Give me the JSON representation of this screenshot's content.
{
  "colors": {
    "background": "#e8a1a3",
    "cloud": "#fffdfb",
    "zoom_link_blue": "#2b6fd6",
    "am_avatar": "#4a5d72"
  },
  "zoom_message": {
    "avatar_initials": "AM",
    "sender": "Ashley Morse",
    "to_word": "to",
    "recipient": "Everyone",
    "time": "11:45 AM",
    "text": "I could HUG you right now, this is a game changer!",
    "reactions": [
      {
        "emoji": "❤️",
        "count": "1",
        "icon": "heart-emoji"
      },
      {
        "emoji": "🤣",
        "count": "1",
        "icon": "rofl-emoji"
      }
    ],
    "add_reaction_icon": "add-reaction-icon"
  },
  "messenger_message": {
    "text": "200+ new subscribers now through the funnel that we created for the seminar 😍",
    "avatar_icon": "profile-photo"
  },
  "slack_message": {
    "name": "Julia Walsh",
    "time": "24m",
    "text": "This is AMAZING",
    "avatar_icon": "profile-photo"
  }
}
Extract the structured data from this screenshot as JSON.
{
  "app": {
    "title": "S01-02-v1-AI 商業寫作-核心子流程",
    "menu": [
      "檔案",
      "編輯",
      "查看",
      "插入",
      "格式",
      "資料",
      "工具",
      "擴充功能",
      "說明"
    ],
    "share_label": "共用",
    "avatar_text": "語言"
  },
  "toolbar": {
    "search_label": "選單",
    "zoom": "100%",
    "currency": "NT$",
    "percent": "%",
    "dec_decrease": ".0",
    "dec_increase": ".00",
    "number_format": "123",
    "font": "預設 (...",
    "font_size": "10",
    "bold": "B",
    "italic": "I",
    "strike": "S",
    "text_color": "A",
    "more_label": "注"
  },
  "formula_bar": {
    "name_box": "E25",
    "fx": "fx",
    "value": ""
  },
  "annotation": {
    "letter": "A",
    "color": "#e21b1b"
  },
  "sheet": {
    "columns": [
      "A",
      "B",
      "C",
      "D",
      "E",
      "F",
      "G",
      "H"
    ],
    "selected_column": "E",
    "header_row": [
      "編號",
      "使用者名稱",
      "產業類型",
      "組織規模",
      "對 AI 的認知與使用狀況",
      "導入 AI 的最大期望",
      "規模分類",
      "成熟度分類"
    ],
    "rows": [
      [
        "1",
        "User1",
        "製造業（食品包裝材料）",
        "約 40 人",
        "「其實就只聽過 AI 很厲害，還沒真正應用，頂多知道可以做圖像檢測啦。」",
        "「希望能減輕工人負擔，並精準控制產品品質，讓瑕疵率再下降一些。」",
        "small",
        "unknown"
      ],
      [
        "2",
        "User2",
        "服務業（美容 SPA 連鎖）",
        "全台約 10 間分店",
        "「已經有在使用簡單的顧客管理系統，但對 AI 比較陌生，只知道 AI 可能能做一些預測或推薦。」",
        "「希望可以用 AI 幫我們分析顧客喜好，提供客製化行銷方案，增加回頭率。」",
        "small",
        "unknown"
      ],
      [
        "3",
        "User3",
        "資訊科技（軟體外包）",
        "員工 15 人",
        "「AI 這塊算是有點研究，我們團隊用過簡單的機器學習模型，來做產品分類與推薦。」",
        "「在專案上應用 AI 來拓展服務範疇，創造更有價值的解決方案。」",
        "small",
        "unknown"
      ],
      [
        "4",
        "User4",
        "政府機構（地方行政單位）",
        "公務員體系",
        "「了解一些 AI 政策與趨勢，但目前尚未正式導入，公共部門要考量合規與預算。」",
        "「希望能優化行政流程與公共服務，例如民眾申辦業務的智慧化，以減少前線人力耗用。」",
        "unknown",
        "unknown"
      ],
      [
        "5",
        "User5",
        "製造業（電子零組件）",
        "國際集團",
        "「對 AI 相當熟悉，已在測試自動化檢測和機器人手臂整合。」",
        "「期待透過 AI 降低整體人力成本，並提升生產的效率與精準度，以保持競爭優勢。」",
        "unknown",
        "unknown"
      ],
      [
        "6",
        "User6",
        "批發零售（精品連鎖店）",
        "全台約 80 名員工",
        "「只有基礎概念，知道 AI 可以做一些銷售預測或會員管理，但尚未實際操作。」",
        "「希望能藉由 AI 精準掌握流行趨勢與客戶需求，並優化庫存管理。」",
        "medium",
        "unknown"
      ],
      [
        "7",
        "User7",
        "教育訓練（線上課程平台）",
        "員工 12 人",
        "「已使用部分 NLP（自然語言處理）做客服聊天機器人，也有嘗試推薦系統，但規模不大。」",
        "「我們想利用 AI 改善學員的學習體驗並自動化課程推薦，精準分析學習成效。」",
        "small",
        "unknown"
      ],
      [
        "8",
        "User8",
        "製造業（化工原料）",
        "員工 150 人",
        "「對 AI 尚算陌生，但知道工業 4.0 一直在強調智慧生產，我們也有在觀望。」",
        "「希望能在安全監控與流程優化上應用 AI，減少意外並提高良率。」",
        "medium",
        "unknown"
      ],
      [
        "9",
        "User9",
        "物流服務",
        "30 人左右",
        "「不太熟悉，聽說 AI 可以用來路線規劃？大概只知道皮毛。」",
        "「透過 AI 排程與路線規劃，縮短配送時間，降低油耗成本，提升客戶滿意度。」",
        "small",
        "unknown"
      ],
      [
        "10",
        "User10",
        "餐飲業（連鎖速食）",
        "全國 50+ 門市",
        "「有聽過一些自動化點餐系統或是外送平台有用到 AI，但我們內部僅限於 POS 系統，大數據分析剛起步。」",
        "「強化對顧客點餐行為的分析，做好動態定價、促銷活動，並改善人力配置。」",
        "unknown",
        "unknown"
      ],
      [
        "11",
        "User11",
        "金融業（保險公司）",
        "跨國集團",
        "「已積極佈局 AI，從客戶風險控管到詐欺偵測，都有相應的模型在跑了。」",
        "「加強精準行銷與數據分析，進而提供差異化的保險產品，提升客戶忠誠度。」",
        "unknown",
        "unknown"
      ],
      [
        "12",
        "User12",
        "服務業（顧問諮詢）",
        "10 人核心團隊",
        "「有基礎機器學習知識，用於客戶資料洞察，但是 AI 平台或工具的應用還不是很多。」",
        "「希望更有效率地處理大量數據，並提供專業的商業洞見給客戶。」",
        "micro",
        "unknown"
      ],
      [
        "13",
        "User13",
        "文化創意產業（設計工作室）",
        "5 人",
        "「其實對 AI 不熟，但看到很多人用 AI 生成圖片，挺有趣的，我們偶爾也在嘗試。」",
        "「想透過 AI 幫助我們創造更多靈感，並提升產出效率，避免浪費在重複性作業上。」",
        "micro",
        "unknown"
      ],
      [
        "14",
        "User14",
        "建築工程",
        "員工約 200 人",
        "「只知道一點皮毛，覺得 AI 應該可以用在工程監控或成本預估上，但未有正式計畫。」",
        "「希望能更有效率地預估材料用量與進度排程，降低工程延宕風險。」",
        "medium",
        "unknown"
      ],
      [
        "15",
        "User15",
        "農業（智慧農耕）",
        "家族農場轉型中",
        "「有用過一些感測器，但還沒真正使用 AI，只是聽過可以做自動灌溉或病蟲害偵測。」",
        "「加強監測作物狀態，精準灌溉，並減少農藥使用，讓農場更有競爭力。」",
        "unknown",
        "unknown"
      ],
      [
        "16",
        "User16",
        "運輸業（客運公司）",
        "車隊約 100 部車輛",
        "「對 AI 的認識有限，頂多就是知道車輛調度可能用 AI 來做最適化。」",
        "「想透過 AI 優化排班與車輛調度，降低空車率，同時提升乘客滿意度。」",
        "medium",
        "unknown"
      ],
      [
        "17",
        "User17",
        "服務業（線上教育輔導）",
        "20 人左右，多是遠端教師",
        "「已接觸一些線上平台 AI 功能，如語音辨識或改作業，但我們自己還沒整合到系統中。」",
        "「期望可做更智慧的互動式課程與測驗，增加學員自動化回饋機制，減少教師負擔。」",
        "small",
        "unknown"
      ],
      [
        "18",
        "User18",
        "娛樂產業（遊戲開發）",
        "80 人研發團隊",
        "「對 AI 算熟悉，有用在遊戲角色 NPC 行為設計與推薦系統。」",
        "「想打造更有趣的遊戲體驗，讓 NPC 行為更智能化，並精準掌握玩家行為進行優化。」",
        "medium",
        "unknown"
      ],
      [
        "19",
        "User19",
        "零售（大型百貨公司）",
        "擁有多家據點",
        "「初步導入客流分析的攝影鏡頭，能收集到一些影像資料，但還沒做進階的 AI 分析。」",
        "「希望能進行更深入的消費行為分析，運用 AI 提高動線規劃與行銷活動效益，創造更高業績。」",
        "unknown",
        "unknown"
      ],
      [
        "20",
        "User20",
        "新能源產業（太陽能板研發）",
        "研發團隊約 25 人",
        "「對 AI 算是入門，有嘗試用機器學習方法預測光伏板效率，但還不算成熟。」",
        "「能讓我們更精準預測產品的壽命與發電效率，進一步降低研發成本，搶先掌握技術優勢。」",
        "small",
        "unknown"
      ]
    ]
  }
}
+ + + + +
# STATED EXERCISE:
Which lines include the word "JSON"? Copy every one of them.

# THE SOLUTION:
Give me the JSON representation of this screenshot's content.
Extract the structured data from this screenshot as JSON.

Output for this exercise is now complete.